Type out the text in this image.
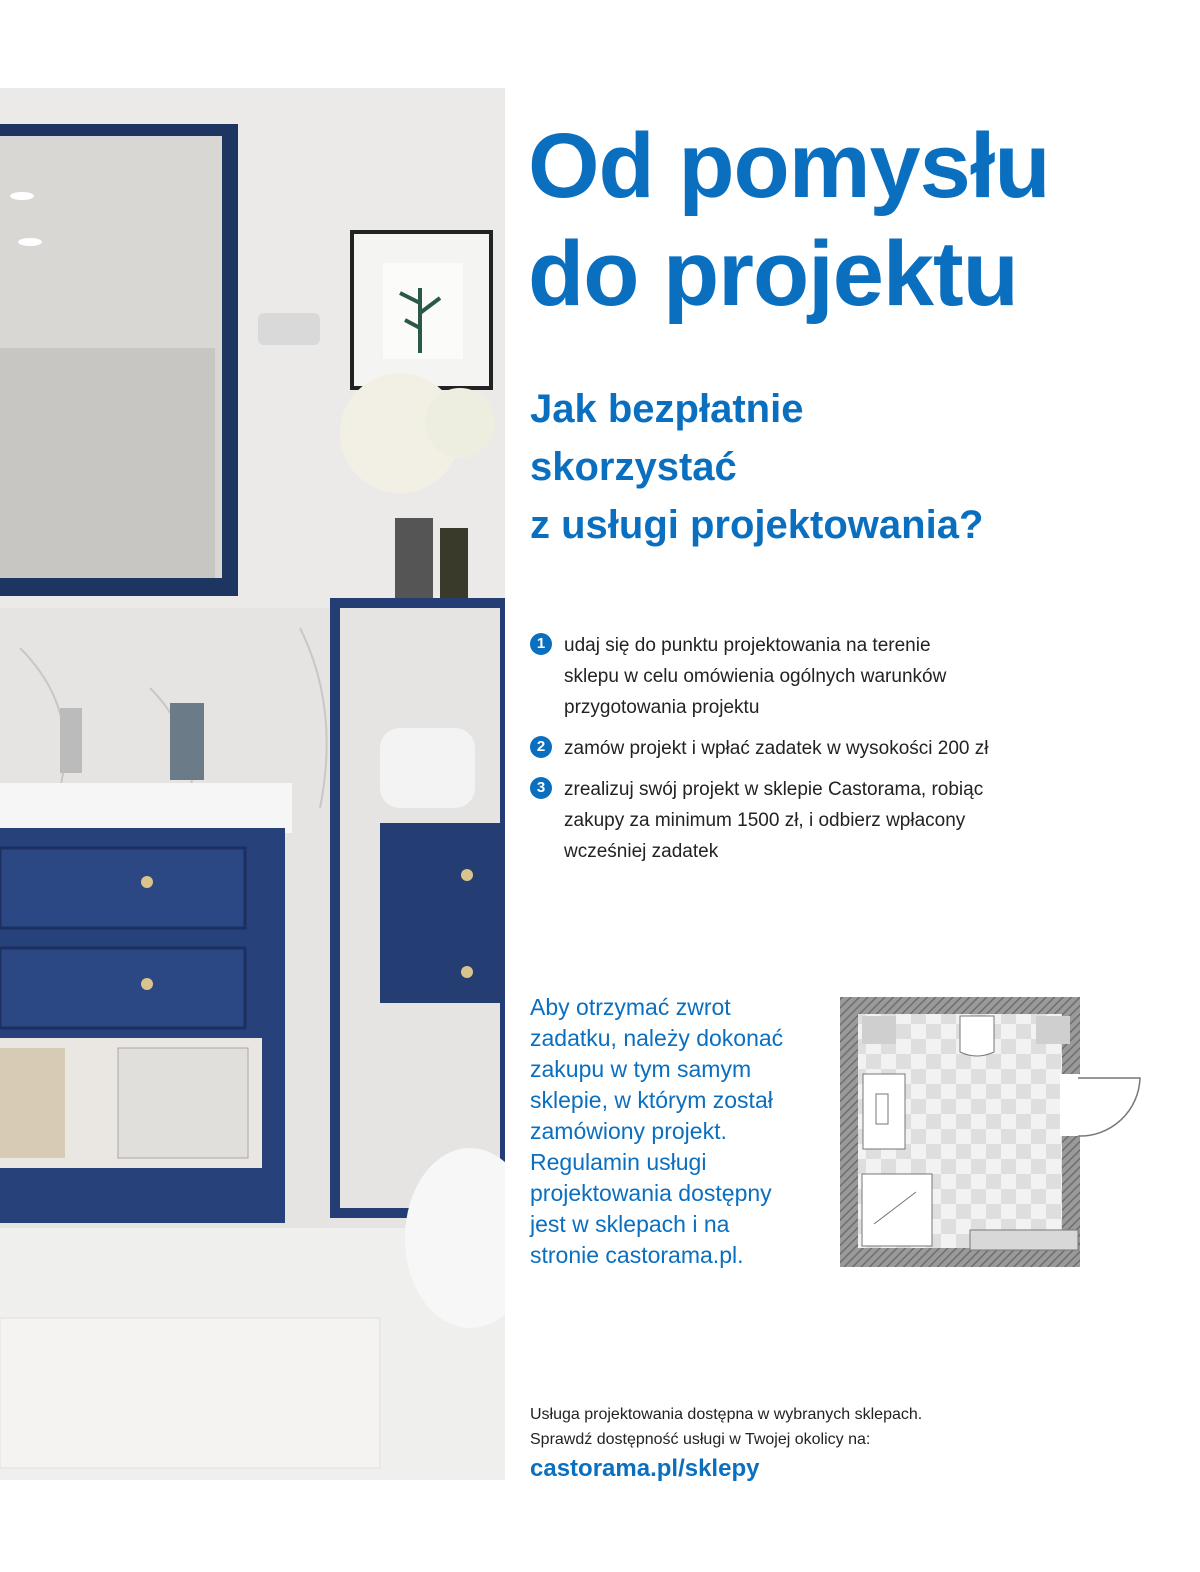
Od pomysłu
do projektu
Jak bezpłatnie
skorzystać
z usługi projektowania?
1 udaj się do punktu projektowania na terenie
sklepu w celu omówienia ogólnych warunków
przygotowania projektu
2 zamów projekt i wpłać zadatek w wysokości 200 zł
3 zrealizuj swój projekt w sklepie Castorama, robiąc
zakupy za minimum 1500 zł, i odbierz wpłacony
wcześniej zadatek
Aby otrzymać zwrot
zadatku, należy dokonać
zakupu w tym samym
sklepie, w którym został
zamówiony projekt.
Regulamin usługi
projektowania dostępny
jest w sklepach i na
stronie castorama.pl.
Usługa projektowania dostępna w wybranych sklepach.
Sprawdź dostępność usługi w Twojej okolicy na:
castorama.pl/sklepy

+ + + +

= Work to do =
Retype all entries exactly as they appear, dropping the images.

= Finished answer =
Type out the text in this image.
Od pomysłu
do projektu
Jak bezpłatnie
skorzystać
z usługi projektowania?
1 udaj się do punktu projektowania na terenie
sklepu w celu omówienia ogólnych warunków
przygotowania projektu
2 zamów projekt i wpłać zadatek w wysokości 200 zł
3 zrealizuj swój projekt w sklepie Castorama, robiąc
zakupy za minimum 1500 zł, i odbierz wpłacony
wcześniej zadatek
Aby otrzymać zwrot
zadatku, należy dokonać
zakupu w tym samym
sklepie, w którym został
zamówiony projekt.
Regulamin usługi
projektowania dostępny
jest w sklepach i na
stronie castorama.pl.
Usługa projektowania dostępna w wybranych sklepach.
Sprawdź dostępność usługi w Twojej okolicy na:
castorama.pl/sklepy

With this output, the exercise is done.